> _Material for this task_:

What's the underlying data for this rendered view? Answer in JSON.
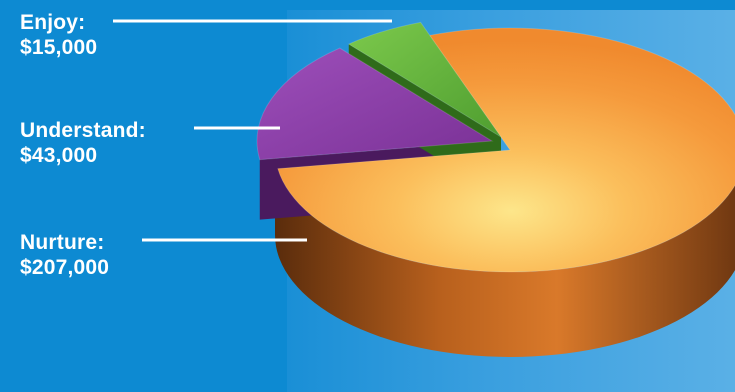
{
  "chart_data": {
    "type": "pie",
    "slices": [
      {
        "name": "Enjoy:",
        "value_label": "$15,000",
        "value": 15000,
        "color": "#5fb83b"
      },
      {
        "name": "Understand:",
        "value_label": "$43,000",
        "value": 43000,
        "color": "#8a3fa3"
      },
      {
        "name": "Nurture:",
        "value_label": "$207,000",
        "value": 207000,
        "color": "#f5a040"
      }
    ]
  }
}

> _Aim_:
Output all of the data exactly as it stands, minus any images.

> _Solution below_:
What's the underlying data for this rendered view? Answer in JSON.
{
  "chart_data": {
    "type": "pie",
    "slices": [
      {
        "name": "Enjoy:",
        "value_label": "$15,000",
        "value": 15000,
        "color": "#5fb83b"
      },
      {
        "name": "Understand:",
        "value_label": "$43,000",
        "value": 43000,
        "color": "#8a3fa3"
      },
      {
        "name": "Nurture:",
        "value_label": "$207,000",
        "value": 207000,
        "color": "#f5a040"
      }
    ]
  }
}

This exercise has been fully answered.